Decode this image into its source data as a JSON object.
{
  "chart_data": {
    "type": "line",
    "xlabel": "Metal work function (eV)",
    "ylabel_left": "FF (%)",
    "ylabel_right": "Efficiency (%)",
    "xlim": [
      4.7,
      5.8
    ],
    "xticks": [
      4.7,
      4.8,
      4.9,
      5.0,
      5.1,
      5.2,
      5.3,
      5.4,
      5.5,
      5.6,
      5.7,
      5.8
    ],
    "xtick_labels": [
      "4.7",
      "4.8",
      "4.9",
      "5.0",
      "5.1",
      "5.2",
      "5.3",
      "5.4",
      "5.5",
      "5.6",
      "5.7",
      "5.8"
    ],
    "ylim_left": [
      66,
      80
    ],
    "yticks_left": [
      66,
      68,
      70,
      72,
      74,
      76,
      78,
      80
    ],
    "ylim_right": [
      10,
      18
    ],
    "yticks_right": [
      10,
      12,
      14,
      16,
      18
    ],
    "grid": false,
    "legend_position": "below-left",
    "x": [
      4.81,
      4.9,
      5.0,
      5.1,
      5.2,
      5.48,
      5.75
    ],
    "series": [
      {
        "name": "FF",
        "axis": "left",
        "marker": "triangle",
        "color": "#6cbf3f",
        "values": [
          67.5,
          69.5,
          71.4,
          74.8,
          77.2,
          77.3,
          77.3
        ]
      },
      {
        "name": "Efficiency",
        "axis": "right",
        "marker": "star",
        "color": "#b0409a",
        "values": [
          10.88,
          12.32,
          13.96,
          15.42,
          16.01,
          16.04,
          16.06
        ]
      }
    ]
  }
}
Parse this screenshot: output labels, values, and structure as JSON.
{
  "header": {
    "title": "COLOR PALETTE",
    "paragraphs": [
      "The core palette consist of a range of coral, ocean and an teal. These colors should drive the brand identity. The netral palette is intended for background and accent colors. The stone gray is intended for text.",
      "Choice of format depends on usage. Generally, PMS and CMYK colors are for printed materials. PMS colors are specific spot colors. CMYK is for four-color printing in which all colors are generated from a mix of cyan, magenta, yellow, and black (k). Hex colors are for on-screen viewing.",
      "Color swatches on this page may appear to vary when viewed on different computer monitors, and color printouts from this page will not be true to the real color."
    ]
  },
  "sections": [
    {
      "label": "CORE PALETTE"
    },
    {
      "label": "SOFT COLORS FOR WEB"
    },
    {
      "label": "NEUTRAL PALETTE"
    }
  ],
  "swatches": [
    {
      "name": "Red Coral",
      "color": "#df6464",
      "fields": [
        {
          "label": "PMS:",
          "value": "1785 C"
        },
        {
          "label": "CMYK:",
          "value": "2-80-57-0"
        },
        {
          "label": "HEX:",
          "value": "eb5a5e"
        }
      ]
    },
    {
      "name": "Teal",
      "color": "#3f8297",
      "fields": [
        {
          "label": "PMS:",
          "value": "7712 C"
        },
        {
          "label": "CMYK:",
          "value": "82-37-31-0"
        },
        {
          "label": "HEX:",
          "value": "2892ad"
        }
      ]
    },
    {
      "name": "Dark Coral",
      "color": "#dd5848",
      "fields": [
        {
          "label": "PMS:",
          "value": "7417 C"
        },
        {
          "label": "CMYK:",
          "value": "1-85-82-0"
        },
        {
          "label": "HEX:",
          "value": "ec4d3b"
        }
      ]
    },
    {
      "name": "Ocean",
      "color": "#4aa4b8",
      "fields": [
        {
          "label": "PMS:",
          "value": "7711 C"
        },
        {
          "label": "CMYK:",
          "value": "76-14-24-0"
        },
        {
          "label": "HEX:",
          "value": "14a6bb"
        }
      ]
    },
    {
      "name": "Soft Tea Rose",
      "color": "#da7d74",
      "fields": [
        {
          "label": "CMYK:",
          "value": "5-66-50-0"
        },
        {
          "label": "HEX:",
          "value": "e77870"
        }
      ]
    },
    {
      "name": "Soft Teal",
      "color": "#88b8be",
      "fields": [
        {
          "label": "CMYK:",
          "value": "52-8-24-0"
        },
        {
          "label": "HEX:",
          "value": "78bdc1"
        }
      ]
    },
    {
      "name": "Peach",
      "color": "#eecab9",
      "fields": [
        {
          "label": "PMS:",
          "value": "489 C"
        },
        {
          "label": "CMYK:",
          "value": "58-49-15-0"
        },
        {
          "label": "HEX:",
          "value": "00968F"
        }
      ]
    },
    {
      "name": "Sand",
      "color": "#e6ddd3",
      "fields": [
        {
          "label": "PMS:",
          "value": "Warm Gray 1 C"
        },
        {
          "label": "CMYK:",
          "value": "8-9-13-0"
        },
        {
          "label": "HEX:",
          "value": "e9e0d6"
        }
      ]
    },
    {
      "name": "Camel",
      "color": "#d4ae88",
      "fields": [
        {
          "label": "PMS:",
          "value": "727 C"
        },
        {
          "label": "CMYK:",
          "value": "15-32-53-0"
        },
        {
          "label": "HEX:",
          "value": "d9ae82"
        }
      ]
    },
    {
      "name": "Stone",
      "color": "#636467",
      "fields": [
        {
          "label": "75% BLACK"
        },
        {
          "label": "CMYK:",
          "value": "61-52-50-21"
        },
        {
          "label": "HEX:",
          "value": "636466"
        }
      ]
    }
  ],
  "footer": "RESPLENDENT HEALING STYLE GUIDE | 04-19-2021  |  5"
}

··········

Goal: Return each line of the data exactly as written above.

Full response:
Decode this image into its source data as a JSON object.
{
  "chart_data": {
    "type": "line",
    "xlabel": "Metal work function (eV)",
    "ylabel_left": "FF (%)",
    "ylabel_right": "Efficiency (%)",
    "xlim": [
      4.7,
      5.8
    ],
    "xticks": [
      4.7,
      4.8,
      4.9,
      5.0,
      5.1,
      5.2,
      5.3,
      5.4,
      5.5,
      5.6,
      5.7,
      5.8
    ],
    "xtick_labels": [
      "4.7",
      "4.8",
      "4.9",
      "5.0",
      "5.1",
      "5.2",
      "5.3",
      "5.4",
      "5.5",
      "5.6",
      "5.7",
      "5.8"
    ],
    "ylim_left": [
      66,
      80
    ],
    "yticks_left": [
      66,
      68,
      70,
      72,
      74,
      76,
      78,
      80
    ],
    "ylim_right": [
      10,
      18
    ],
    "yticks_right": [
      10,
      12,
      14,
      16,
      18
    ],
    "grid": false,
    "legend_position": "below-left",
    "x": [
      4.81,
      4.9,
      5.0,
      5.1,
      5.2,
      5.48,
      5.75
    ],
    "series": [
      {
        "name": "FF",
        "axis": "left",
        "marker": "triangle",
        "color": "#6cbf3f",
        "values": [
          67.5,
          69.5,
          71.4,
          74.8,
          77.2,
          77.3,
          77.3
        ]
      },
      {
        "name": "Efficiency",
        "axis": "right",
        "marker": "star",
        "color": "#b0409a",
        "values": [
          10.88,
          12.32,
          13.96,
          15.42,
          16.01,
          16.04,
          16.06
        ]
      }
    ]
  }
}
Parse this screenshot: output labels, values, and structure as JSON.
{
  "header": {
    "title": "COLOR PALETTE",
    "paragraphs": [
      "The core palette consist of a range of coral, ocean and an teal. These colors should drive the brand identity. The netral palette is intended for background and accent colors. The stone gray is intended for text.",
      "Choice of format depends on usage. Generally, PMS and CMYK colors are for printed materials. PMS colors are specific spot colors. CMYK is for four-color printing in which all colors are generated from a mix of cyan, magenta, yellow, and black (k). Hex colors are for on-screen viewing.",
      "Color swatches on this page may appear to vary when viewed on different computer monitors, and color printouts from this page will not be true to the real color."
    ]
  },
  "sections": [
    {
      "label": "CORE PALETTE"
    },
    {
      "label": "SOFT COLORS FOR WEB"
    },
    {
      "label": "NEUTRAL PALETTE"
    }
  ],
  "swatches": [
    {
      "name": "Red Coral",
      "color": "#df6464",
      "fields": [
        {
          "label": "PMS:",
          "value": "1785 C"
        },
        {
          "label": "CMYK:",
          "value": "2-80-57-0"
        },
        {
          "label": "HEX:",
          "value": "eb5a5e"
        }
      ]
    },
    {
      "name": "Teal",
      "color": "#3f8297",
      "fields": [
        {
          "label": "PMS:",
          "value": "7712 C"
        },
        {
          "label": "CMYK:",
          "value": "82-37-31-0"
        },
        {
          "label": "HEX:",
          "value": "2892ad"
        }
      ]
    },
    {
      "name": "Dark Coral",
      "color": "#dd5848",
      "fields": [
        {
          "label": "PMS:",
          "value": "7417 C"
        },
        {
          "label": "CMYK:",
          "value": "1-85-82-0"
        },
        {
          "label": "HEX:",
          "value": "ec4d3b"
        }
      ]
    },
    {
      "name": "Ocean",
      "color": "#4aa4b8",
      "fields": [
        {
          "label": "PMS:",
          "value": "7711 C"
        },
        {
          "label": "CMYK:",
          "value": "76-14-24-0"
        },
        {
          "label": "HEX:",
          "value": "14a6bb"
        }
      ]
    },
    {
      "name": "Soft Tea Rose",
      "color": "#da7d74",
      "fields": [
        {
          "label": "CMYK:",
          "value": "5-66-50-0"
        },
        {
          "label": "HEX:",
          "value": "e77870"
        }
      ]
    },
    {
      "name": "Soft Teal",
      "color": "#88b8be",
      "fields": [
        {
          "label": "CMYK:",
          "value": "52-8-24-0"
        },
        {
          "label": "HEX:",
          "value": "78bdc1"
        }
      ]
    },
    {
      "name": "Peach",
      "color": "#eecab9",
      "fields": [
        {
          "label": "PMS:",
          "value": "489 C"
        },
        {
          "label": "CMYK:",
          "value": "58-49-15-0"
        },
        {
          "label": "HEX:",
          "value": "00968F"
        }
      ]
    },
    {
      "name": "Sand",
      "color": "#e6ddd3",
      "fields": [
        {
          "label": "PMS:",
          "value": "Warm Gray 1 C"
        },
        {
          "label": "CMYK:",
          "value": "8-9-13-0"
        },
        {
          "label": "HEX:",
          "value": "e9e0d6"
        }
      ]
    },
    {
      "name": "Camel",
      "color": "#d4ae88",
      "fields": [
        {
          "label": "PMS:",
          "value": "727 C"
        },
        {
          "label": "CMYK:",
          "value": "15-32-53-0"
        },
        {
          "label": "HEX:",
          "value": "d9ae82"
        }
      ]
    },
    {
      "name": "Stone",
      "color": "#636467",
      "fields": [
        {
          "label": "75% BLACK"
        },
        {
          "label": "CMYK:",
          "value": "61-52-50-21"
        },
        {
          "label": "HEX:",
          "value": "636466"
        }
      ]
    }
  ],
  "footer": "RESPLENDENT HEALING STYLE GUIDE | 04-19-2021  |  5"
}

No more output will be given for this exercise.